## Exercise directions
Edit the items below: reproduce everything from the line with "work-stat[interactable]: 本月已认证发票 不含税合计" down to the line with "tax-card: 学财税 TAX", swapping "工作台" for "控制台" and keeping all else as it is. Return only those lines.

## Given data
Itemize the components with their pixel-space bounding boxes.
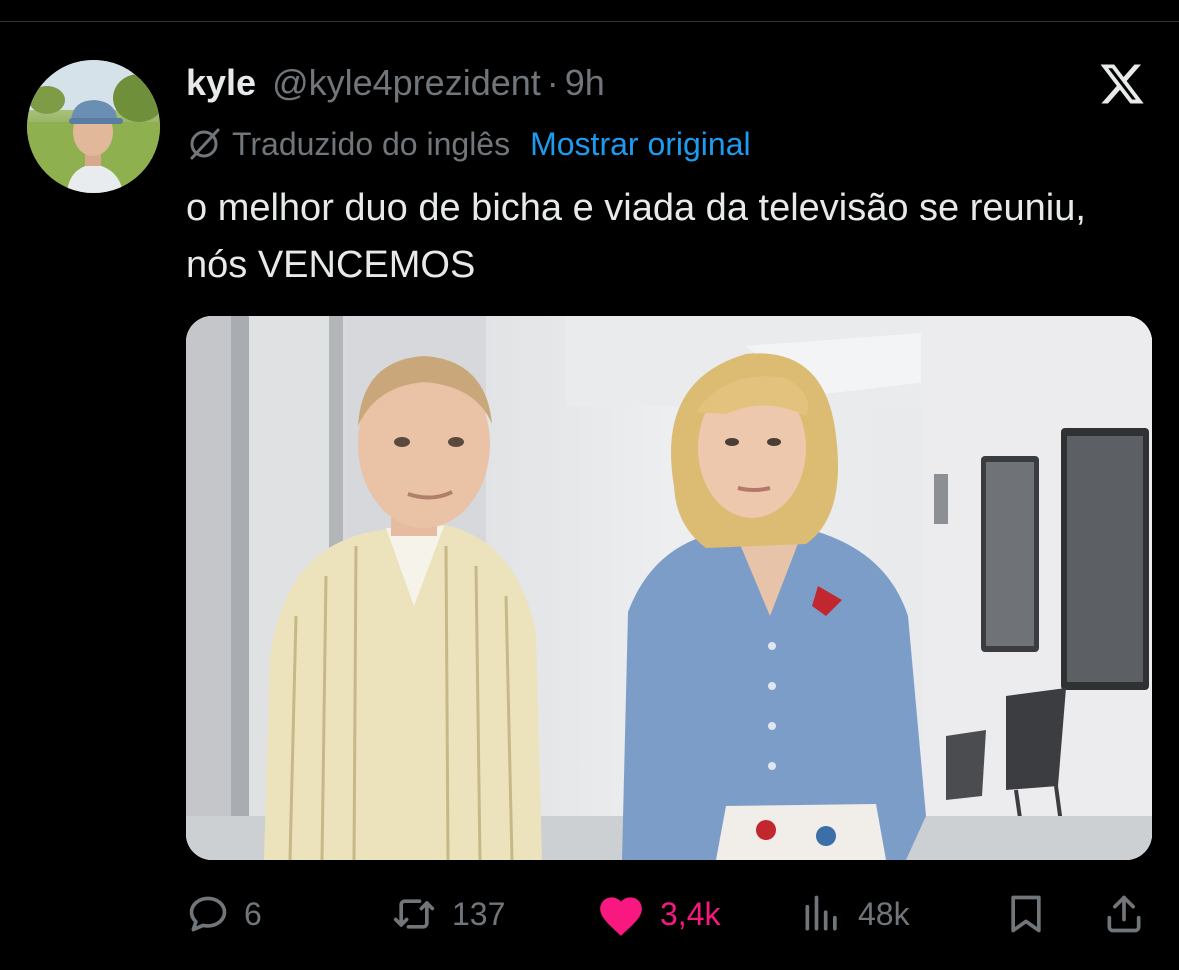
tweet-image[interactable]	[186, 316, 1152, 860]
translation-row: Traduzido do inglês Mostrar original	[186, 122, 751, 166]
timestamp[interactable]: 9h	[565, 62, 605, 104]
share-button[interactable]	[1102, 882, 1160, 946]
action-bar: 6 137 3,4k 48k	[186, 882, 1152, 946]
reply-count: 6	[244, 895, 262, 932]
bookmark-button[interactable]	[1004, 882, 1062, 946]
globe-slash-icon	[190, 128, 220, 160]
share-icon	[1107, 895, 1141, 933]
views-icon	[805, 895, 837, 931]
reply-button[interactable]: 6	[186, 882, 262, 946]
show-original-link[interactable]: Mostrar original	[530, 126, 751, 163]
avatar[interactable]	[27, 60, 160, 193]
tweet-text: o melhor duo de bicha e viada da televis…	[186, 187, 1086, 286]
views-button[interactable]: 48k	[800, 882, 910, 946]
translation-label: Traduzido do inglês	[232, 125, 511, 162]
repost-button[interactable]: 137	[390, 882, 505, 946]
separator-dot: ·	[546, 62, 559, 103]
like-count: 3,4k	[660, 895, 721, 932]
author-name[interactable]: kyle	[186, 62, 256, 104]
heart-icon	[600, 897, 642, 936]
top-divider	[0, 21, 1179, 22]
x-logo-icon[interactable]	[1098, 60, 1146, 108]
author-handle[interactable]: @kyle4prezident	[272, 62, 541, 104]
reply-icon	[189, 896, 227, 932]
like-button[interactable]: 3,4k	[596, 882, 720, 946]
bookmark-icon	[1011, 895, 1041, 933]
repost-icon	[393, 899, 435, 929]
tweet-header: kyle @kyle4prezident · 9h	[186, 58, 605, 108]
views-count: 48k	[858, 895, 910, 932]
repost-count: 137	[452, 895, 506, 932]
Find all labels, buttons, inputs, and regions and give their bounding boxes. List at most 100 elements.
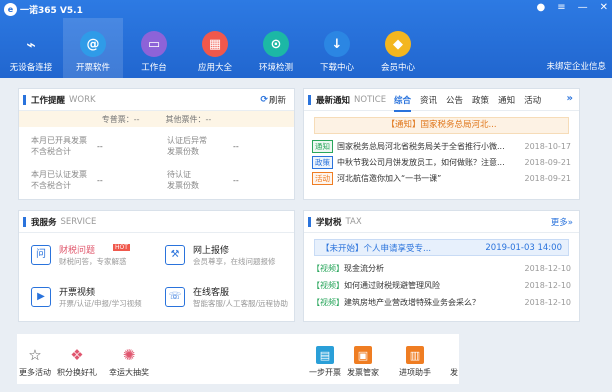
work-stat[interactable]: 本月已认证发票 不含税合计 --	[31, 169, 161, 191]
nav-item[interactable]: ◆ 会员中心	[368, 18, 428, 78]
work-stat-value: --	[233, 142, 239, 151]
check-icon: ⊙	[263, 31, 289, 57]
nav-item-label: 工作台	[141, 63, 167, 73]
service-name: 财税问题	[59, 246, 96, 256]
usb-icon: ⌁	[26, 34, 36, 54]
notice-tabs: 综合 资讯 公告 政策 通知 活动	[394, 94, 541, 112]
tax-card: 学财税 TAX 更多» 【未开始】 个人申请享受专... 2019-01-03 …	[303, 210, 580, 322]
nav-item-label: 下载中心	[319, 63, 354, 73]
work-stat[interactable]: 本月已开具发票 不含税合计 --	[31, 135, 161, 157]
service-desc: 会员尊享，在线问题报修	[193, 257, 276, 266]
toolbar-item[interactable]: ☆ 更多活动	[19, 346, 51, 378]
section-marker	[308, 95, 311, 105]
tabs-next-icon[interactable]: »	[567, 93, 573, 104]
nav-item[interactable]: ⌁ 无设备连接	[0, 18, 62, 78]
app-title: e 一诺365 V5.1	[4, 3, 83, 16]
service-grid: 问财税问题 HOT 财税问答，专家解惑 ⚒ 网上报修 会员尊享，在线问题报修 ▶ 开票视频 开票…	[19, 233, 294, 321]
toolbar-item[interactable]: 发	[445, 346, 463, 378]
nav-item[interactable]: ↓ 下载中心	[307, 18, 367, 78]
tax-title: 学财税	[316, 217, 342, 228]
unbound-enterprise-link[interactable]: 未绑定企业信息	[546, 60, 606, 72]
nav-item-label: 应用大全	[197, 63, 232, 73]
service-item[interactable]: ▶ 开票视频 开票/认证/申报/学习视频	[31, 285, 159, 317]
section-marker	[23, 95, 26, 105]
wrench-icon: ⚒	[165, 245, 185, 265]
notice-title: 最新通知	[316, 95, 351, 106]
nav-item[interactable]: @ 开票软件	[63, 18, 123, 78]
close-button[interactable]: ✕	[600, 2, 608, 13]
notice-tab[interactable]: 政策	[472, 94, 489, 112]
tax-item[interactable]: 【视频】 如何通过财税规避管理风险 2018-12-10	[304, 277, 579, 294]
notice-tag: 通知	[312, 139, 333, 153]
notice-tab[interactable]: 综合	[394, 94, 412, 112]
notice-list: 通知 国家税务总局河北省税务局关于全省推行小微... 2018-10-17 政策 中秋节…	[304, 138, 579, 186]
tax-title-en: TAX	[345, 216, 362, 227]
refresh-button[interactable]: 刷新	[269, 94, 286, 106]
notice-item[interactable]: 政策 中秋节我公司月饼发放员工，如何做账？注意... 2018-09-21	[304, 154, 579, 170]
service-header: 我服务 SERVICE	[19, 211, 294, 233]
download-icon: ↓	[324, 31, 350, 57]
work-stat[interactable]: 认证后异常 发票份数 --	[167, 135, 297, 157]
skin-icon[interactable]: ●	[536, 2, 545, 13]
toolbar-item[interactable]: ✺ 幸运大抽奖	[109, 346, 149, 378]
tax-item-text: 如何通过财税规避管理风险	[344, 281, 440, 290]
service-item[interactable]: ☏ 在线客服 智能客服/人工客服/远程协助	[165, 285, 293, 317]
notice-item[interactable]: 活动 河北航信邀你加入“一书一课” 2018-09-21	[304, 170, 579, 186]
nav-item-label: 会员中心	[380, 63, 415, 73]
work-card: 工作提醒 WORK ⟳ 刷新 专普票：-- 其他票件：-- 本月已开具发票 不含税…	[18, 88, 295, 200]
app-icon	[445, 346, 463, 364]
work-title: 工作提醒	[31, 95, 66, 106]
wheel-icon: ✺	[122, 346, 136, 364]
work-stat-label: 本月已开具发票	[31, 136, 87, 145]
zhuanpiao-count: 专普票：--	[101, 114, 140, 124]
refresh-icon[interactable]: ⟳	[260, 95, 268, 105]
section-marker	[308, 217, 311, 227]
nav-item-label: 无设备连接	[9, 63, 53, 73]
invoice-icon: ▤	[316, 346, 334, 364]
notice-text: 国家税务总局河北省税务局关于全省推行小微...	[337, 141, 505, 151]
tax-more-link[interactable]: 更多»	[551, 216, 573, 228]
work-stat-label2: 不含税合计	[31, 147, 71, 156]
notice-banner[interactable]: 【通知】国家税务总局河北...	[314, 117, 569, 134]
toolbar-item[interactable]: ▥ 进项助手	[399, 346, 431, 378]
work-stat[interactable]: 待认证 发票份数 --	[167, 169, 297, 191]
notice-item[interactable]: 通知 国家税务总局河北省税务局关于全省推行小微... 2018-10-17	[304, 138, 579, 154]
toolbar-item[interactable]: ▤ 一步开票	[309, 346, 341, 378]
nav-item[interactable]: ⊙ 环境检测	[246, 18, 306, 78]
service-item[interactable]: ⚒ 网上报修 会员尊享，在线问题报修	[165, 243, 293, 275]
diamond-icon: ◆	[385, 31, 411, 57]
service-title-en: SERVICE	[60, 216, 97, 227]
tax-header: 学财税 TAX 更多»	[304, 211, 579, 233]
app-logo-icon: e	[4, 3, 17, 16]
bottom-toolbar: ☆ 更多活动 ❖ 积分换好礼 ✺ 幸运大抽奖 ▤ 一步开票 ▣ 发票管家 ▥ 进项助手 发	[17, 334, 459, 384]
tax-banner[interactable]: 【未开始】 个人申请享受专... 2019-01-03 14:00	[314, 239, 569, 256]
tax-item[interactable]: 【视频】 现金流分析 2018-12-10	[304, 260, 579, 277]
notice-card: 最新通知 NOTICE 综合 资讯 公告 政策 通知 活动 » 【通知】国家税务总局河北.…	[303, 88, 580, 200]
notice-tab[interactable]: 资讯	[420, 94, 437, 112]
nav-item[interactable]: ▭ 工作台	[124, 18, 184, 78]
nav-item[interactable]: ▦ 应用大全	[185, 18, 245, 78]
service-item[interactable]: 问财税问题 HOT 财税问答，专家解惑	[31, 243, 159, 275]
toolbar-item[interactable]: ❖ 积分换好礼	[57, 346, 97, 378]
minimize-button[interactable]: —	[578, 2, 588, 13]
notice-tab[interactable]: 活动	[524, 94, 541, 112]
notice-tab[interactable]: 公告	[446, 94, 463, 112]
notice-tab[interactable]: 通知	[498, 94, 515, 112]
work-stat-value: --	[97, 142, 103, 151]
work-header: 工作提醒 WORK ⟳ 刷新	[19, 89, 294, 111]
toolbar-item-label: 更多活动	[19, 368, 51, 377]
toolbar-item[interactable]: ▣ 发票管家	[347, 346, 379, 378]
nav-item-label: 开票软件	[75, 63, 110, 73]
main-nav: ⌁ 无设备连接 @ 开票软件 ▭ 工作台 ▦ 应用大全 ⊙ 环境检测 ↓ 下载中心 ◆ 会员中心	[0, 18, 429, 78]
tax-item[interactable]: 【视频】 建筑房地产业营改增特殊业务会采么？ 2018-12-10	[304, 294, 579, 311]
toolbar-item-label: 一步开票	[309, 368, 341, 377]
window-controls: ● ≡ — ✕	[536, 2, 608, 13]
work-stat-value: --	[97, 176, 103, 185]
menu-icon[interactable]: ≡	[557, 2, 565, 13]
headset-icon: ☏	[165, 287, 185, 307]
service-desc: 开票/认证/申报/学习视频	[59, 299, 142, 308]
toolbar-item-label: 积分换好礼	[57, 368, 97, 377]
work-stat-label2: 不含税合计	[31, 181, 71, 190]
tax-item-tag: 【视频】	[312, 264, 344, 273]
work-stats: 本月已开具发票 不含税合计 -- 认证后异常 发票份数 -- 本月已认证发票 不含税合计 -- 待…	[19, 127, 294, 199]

## Expected answer
work-stat[interactable]: 本月已认证发票 不含税合计 --	[31, 169, 161, 191]
nav-item[interactable]: ◆ 会员中心	[368, 18, 428, 78]
work-stat-value: --	[233, 142, 239, 151]
check-icon: ⊙	[263, 31, 289, 57]
nav-item-label: 控制台	[141, 63, 167, 73]
service-name: 财税问题	[59, 246, 96, 256]
usb-icon: ⌁	[26, 34, 36, 54]
notice-tabs: 综合 资讯 公告 政策 通知 活动	[394, 94, 541, 112]
tax-card: 学财税 TAX 更多» 【未开始】 个人申请享受专... 2019-01-03 …	[303, 210, 580, 322]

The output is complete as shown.